• _TASK OBJECTIVE_
Find every line in the records below that contains the word "this", and copy each such line.
========================================
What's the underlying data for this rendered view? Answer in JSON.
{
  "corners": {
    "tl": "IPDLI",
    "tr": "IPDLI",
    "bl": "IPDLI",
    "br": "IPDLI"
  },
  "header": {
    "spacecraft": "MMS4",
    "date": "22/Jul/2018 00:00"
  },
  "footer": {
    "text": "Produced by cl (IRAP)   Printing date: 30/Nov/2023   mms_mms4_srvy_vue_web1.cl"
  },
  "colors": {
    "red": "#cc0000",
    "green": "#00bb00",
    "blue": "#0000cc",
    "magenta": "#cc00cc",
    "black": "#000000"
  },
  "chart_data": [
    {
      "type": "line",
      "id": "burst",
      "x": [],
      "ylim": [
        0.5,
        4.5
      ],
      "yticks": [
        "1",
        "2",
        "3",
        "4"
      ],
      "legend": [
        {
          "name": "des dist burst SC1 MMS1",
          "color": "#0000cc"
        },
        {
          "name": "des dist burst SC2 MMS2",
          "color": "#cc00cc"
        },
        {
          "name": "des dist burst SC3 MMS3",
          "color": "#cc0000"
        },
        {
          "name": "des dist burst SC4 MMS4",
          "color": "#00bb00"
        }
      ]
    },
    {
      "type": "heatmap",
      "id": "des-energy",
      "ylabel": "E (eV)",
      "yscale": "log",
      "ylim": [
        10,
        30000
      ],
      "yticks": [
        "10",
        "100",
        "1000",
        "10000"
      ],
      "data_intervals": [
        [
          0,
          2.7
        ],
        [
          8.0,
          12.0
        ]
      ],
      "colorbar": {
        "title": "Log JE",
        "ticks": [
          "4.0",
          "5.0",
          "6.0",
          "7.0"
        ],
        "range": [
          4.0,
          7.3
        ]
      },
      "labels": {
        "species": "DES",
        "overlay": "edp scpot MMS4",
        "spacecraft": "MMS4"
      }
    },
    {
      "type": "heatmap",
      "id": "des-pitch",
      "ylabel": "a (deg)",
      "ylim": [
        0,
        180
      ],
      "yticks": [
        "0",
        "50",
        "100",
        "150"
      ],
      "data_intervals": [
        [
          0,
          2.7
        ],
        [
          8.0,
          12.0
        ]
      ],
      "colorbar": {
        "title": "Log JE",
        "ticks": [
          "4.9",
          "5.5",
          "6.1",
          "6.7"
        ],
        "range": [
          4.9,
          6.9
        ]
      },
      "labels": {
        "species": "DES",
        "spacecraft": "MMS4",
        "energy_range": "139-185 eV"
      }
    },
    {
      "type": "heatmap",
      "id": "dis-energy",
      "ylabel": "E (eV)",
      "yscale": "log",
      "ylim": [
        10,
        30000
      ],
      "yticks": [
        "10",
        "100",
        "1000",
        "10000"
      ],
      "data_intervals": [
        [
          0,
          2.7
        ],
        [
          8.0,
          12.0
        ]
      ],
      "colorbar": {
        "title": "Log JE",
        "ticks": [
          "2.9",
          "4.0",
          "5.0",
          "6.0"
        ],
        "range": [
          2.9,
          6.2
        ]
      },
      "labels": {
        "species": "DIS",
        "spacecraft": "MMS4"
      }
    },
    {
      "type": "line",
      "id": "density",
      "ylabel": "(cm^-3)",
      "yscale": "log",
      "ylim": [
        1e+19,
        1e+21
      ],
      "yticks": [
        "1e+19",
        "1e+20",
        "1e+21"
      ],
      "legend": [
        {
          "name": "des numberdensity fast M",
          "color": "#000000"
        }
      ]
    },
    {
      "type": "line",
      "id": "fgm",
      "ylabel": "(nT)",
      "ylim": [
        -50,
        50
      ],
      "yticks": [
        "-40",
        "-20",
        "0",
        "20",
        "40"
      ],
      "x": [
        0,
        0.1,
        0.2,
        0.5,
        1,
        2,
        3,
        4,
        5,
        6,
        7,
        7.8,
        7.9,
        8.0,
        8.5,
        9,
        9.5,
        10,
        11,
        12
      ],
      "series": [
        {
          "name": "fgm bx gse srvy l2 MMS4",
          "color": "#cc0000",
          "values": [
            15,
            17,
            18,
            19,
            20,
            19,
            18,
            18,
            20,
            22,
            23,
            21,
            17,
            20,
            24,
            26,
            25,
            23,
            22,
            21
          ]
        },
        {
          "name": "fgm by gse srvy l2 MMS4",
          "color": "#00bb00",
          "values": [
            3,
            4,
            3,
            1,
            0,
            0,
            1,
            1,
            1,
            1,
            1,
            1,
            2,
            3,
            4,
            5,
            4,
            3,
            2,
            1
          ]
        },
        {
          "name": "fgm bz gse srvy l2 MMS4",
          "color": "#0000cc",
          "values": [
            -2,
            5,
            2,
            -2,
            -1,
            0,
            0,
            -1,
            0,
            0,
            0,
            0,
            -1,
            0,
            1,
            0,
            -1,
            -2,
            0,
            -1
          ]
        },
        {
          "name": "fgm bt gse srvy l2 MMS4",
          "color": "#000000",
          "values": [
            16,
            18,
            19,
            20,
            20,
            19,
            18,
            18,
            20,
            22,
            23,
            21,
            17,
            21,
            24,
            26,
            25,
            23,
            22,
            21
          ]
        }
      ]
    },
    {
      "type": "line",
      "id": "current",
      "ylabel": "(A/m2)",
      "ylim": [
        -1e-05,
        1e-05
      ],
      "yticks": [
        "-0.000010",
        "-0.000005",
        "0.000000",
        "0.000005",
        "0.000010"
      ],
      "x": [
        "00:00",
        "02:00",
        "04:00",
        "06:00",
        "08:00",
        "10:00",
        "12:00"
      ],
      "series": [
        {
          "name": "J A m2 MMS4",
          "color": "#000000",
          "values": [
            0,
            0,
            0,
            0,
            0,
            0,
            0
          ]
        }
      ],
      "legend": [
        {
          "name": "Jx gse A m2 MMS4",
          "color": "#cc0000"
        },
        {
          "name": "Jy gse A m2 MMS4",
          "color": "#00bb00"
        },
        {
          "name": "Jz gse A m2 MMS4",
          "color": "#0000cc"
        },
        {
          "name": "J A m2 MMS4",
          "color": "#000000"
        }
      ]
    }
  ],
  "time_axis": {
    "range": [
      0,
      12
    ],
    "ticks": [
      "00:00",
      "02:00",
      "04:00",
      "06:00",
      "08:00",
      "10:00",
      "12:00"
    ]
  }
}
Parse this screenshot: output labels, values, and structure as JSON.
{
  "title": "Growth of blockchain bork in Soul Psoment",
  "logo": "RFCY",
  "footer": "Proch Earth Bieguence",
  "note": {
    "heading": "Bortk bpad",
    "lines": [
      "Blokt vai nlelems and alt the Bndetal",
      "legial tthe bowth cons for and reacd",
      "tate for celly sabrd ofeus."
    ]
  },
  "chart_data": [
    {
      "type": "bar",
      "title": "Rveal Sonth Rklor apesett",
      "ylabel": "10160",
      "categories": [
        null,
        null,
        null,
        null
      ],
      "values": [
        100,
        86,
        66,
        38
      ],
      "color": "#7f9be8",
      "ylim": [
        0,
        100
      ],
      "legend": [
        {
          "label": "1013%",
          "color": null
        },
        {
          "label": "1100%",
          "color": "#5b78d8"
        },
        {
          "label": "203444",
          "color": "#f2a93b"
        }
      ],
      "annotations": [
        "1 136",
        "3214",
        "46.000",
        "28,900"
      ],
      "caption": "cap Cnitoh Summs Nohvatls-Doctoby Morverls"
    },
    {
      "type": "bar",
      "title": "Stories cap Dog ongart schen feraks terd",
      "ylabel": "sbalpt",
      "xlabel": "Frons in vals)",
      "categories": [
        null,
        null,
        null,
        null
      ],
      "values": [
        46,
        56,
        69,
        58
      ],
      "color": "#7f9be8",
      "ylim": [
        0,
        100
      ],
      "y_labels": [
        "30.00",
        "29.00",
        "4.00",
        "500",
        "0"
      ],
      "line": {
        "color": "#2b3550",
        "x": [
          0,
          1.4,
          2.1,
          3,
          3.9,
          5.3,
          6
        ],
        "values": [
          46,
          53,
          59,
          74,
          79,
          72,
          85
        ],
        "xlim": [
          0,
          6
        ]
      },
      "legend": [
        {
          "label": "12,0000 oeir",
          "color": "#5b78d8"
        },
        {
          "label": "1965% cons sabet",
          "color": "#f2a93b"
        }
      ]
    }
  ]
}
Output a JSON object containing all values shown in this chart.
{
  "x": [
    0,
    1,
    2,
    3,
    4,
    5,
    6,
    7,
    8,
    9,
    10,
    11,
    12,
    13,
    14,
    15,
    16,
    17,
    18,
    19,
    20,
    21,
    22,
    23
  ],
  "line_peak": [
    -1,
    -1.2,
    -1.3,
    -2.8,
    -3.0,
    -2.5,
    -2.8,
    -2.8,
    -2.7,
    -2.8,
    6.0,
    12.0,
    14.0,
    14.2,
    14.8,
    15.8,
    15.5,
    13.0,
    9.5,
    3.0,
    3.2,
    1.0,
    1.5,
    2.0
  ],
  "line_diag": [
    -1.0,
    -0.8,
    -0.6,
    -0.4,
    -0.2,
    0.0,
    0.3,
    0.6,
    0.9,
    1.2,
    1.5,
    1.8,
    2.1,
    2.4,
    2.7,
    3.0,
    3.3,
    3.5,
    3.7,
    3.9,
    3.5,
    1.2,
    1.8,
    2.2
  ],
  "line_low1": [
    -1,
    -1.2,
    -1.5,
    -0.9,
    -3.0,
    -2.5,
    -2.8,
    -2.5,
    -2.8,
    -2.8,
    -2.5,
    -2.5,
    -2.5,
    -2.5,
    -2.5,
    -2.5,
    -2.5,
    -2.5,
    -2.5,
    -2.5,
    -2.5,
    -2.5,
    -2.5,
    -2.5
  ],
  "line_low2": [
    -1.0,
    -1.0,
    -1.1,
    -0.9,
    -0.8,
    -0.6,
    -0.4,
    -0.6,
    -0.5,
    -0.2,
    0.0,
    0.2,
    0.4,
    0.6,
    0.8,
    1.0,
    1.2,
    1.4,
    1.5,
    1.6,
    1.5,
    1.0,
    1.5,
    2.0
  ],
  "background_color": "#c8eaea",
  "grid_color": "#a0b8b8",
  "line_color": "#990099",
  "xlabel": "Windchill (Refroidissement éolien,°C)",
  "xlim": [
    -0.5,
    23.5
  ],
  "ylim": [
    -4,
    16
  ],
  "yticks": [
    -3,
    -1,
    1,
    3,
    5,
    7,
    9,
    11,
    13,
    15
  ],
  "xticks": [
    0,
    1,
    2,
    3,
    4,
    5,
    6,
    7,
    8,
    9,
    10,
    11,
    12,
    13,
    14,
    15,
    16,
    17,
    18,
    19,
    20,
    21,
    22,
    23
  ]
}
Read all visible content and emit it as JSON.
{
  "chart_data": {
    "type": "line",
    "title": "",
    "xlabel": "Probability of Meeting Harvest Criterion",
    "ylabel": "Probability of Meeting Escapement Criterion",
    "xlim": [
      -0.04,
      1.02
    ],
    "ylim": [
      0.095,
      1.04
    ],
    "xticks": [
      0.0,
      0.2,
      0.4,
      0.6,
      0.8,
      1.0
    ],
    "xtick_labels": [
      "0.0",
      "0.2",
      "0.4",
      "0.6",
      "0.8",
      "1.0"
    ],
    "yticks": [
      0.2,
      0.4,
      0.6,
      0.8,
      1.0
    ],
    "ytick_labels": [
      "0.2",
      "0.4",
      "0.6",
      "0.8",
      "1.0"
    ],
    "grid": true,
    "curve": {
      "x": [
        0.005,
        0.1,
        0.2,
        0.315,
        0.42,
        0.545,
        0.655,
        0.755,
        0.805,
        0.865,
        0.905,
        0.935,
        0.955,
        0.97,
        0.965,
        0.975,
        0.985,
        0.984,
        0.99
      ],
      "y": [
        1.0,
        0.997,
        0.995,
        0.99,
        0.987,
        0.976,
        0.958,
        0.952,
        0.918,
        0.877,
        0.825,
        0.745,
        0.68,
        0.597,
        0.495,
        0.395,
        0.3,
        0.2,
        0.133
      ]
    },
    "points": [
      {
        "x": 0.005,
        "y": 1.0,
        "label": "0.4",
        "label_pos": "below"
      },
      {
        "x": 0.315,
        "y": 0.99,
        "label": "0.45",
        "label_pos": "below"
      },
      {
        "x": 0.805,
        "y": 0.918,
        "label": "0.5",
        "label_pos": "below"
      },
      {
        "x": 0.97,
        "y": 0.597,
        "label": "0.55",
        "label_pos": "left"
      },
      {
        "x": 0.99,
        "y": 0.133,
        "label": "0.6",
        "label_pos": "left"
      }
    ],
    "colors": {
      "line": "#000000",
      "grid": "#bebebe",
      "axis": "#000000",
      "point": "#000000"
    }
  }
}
========================================
• _RESULT OF THE EXERCISE_
What's the underlying data for this rendered view? Answer in JSON.
Parse this screenshot: output labels, values, and structure as JSON.
Output a JSON object containing all values shown in this chart.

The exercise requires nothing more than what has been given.